### [RECORDS FOR THIS TASK]
************

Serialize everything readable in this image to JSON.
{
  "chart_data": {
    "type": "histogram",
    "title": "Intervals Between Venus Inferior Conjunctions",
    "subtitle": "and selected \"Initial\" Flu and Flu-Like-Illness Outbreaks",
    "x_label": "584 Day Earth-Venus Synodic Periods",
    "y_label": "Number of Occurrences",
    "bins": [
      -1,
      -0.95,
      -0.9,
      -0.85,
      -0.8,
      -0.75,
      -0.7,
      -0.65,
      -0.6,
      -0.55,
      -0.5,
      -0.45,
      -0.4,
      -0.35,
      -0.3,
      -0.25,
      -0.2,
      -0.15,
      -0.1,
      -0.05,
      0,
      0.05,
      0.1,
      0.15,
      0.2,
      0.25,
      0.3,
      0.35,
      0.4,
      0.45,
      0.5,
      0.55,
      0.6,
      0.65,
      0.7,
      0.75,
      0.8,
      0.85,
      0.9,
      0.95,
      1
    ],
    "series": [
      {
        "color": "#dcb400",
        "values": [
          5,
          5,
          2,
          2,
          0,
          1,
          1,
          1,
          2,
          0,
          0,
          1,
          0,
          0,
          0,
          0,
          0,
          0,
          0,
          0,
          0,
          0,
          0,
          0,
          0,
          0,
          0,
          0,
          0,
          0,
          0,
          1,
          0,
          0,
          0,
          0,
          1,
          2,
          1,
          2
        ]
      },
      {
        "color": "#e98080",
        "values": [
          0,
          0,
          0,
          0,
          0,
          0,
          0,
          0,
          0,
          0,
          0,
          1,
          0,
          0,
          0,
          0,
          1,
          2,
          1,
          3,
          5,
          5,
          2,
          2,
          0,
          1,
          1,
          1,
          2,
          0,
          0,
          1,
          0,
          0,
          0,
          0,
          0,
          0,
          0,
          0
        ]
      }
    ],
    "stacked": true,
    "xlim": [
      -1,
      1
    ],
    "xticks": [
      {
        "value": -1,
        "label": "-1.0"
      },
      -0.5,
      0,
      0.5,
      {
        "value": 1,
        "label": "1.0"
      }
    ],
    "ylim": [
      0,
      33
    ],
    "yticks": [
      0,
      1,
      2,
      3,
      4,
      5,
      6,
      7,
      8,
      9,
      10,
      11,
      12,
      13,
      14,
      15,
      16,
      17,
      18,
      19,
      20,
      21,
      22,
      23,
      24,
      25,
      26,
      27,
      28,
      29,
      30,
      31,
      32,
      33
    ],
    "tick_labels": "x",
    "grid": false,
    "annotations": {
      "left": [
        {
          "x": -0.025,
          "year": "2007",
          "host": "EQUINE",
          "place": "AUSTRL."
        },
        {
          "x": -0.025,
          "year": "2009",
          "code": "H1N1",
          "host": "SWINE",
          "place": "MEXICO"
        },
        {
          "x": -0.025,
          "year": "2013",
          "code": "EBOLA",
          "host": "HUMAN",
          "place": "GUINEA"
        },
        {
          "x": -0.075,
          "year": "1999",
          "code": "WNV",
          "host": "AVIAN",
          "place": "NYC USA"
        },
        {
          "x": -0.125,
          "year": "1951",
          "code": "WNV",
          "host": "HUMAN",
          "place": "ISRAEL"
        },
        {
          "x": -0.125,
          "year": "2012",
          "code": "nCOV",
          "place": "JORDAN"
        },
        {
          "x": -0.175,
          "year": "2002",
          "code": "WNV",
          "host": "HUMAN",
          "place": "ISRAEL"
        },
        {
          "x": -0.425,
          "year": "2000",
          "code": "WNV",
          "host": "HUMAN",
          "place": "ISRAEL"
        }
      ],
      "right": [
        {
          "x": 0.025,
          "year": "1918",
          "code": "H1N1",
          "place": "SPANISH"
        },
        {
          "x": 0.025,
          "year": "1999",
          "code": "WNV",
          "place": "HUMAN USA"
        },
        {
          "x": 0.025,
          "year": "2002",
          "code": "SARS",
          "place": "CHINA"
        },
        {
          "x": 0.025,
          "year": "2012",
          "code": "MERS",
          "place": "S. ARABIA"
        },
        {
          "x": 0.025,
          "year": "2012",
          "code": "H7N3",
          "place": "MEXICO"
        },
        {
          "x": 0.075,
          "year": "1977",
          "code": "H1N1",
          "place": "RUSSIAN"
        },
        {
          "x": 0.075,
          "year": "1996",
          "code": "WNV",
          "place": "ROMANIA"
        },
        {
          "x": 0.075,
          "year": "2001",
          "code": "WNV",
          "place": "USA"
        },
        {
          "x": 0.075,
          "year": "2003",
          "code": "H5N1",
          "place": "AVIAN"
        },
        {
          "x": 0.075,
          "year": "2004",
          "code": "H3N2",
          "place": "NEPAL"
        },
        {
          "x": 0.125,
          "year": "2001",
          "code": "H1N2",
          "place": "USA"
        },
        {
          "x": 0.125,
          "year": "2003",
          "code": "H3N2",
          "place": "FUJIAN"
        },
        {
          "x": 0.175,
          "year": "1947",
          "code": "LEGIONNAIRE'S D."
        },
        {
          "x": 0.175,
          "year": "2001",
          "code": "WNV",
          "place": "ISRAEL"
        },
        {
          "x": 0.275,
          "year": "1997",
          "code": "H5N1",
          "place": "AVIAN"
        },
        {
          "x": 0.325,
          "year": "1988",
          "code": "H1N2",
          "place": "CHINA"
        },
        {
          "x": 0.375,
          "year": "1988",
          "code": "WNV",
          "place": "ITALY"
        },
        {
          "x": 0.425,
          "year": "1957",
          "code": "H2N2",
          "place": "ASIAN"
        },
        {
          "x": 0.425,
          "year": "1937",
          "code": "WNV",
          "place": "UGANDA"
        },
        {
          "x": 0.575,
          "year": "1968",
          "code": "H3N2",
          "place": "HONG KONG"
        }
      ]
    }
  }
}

************

### [WHAT YOU HAVE TO DO]
Repeat the material above in full, exactly as it stands.

### [ANSWER TO THE EXERCISE]
Serialize everything readable in this image to JSON.
{
  "chart_data": {
    "type": "histogram",
    "title": "Intervals Between Venus Inferior Conjunctions",
    "subtitle": "and selected \"Initial\" Flu and Flu-Like-Illness Outbreaks",
    "x_label": "584 Day Earth-Venus Synodic Periods",
    "y_label": "Number of Occurrences",
    "bins": [
      -1,
      -0.95,
      -0.9,
      -0.85,
      -0.8,
      -0.75,
      -0.7,
      -0.65,
      -0.6,
      -0.55,
      -0.5,
      -0.45,
      -0.4,
      -0.35,
      -0.3,
      -0.25,
      -0.2,
      -0.15,
      -0.1,
      -0.05,
      0,
      0.05,
      0.1,
      0.15,
      0.2,
      0.25,
      0.3,
      0.35,
      0.4,
      0.45,
      0.5,
      0.55,
      0.6,
      0.65,
      0.7,
      0.75,
      0.8,
      0.85,
      0.9,
      0.95,
      1
    ],
    "series": [
      {
        "color": "#dcb400",
        "values": [
          5,
          5,
          2,
          2,
          0,
          1,
          1,
          1,
          2,
          0,
          0,
          1,
          0,
          0,
          0,
          0,
          0,
          0,
          0,
          0,
          0,
          0,
          0,
          0,
          0,
          0,
          0,
          0,
          0,
          0,
          0,
          1,
          0,
          0,
          0,
          0,
          1,
          2,
          1,
          2
        ]
      },
      {
        "color": "#e98080",
        "values": [
          0,
          0,
          0,
          0,
          0,
          0,
          0,
          0,
          0,
          0,
          0,
          1,
          0,
          0,
          0,
          0,
          1,
          2,
          1,
          3,
          5,
          5,
          2,
          2,
          0,
          1,
          1,
          1,
          2,
          0,
          0,
          1,
          0,
          0,
          0,
          0,
          0,
          0,
          0,
          0
        ]
      }
    ],
    "stacked": true,
    "xlim": [
      -1,
      1
    ],
    "xticks": [
      {
        "value": -1,
        "label": "-1.0"
      },
      -0.5,
      0,
      0.5,
      {
        "value": 1,
        "label": "1.0"
      }
    ],
    "ylim": [
      0,
      33
    ],
    "yticks": [
      0,
      1,
      2,
      3,
      4,
      5,
      6,
      7,
      8,
      9,
      10,
      11,
      12,
      13,
      14,
      15,
      16,
      17,
      18,
      19,
      20,
      21,
      22,
      23,
      24,
      25,
      26,
      27,
      28,
      29,
      30,
      31,
      32,
      33
    ],
    "tick_labels": "x",
    "grid": false,
    "annotations": {
      "left": [
        {
          "x": -0.025,
          "year": "2007",
          "host": "EQUINE",
          "place": "AUSTRL."
        },
        {
          "x": -0.025,
          "year": "2009",
          "code": "H1N1",
          "host": "SWINE",
          "place": "MEXICO"
        },
        {
          "x": -0.025,
          "year": "2013",
          "code": "EBOLA",
          "host": "HUMAN",
          "place": "GUINEA"
        },
        {
          "x": -0.075,
          "year": "1999",
          "code": "WNV",
          "host": "AVIAN",
          "place": "NYC USA"
        },
        {
          "x": -0.125,
          "year": "1951",
          "code": "WNV",
          "host": "HUMAN",
          "place": "ISRAEL"
        },
        {
          "x": -0.125,
          "year": "2012",
          "code": "nCOV",
          "place": "JORDAN"
        },
        {
          "x": -0.175,
          "year": "2002",
          "code": "WNV",
          "host": "HUMAN",
          "place": "ISRAEL"
        },
        {
          "x": -0.425,
          "year": "2000",
          "code": "WNV",
          "host": "HUMAN",
          "place": "ISRAEL"
        }
      ],
      "right": [
        {
          "x": 0.025,
          "year": "1918",
          "code": "H1N1",
          "place": "SPANISH"
        },
        {
          "x": 0.025,
          "year": "1999",
          "code": "WNV",
          "place": "HUMAN USA"
        },
        {
          "x": 0.025,
          "year": "2002",
          "code": "SARS",
          "place": "CHINA"
        },
        {
          "x": 0.025,
          "year": "2012",
          "code": "MERS",
          "place": "S. ARABIA"
        },
        {
          "x": 0.025,
          "year": "2012",
          "code": "H7N3",
          "place": "MEXICO"
        },
        {
          "x": 0.075,
          "year": "1977",
          "code": "H1N1",
          "place": "RUSSIAN"
        },
        {
          "x": 0.075,
          "year": "1996",
          "code": "WNV",
          "place": "ROMANIA"
        },
        {
          "x": 0.075,
          "year": "2001",
          "code": "WNV",
          "place": "USA"
        },
        {
          "x": 0.075,
          "year": "2003",
          "code": "H5N1",
          "place": "AVIAN"
        },
        {
          "x": 0.075,
          "year": "2004",
          "code": "H3N2",
          "place": "NEPAL"
        },
        {
          "x": 0.125,
          "year": "2001",
          "code": "H1N2",
          "place": "USA"
        },
        {
          "x": 0.125,
          "year": "2003",
          "code": "H3N2",
          "place": "FUJIAN"
        },
        {
          "x": 0.175,
          "year": "1947",
          "code": "LEGIONNAIRE'S D."
        },
        {
          "x": 0.175,
          "year": "2001",
          "code": "WNV",
          "place": "ISRAEL"
        },
        {
          "x": 0.275,
          "year": "1997",
          "code": "H5N1",
          "place": "AVIAN"
        },
        {
          "x": 0.325,
          "year": "1988",
          "code": "H1N2",
          "place": "CHINA"
        },
        {
          "x": 0.375,
          "year": "1988",
          "code": "WNV",
          "place": "ITALY"
        },
        {
          "x": 0.425,
          "year": "1957",
          "code": "H2N2",
          "place": "ASIAN"
        },
        {
          "x": 0.425,
          "year": "1937",
          "code": "WNV",
          "place": "UGANDA"
        },
        {
          "x": 0.575,
          "year": "1968",
          "code": "H3N2",
          "place": "HONG KONG"
        }
      ]
    }
  }
}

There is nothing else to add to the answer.